§ **STORED ROWS**
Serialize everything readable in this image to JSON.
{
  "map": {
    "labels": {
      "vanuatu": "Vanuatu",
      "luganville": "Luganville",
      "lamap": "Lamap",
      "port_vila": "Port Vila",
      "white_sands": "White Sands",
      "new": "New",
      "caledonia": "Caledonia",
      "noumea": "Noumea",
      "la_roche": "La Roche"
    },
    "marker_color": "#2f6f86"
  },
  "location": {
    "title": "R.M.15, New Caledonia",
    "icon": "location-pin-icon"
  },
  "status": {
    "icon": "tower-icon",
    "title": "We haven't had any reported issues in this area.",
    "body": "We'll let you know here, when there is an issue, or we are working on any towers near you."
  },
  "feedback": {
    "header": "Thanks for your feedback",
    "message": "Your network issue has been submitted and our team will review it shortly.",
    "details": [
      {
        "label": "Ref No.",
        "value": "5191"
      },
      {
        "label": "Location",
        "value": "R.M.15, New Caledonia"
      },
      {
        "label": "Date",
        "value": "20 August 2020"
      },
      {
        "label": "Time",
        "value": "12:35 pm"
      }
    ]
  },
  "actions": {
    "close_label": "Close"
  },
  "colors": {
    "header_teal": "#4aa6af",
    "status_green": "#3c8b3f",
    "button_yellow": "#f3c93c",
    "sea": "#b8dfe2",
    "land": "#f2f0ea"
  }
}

§ **REQUIRED TASK**
Lines holding the word "value" should be counted across the entries; state only how many there are.

§ **SOLUTION TO THIS EXERCISE**
4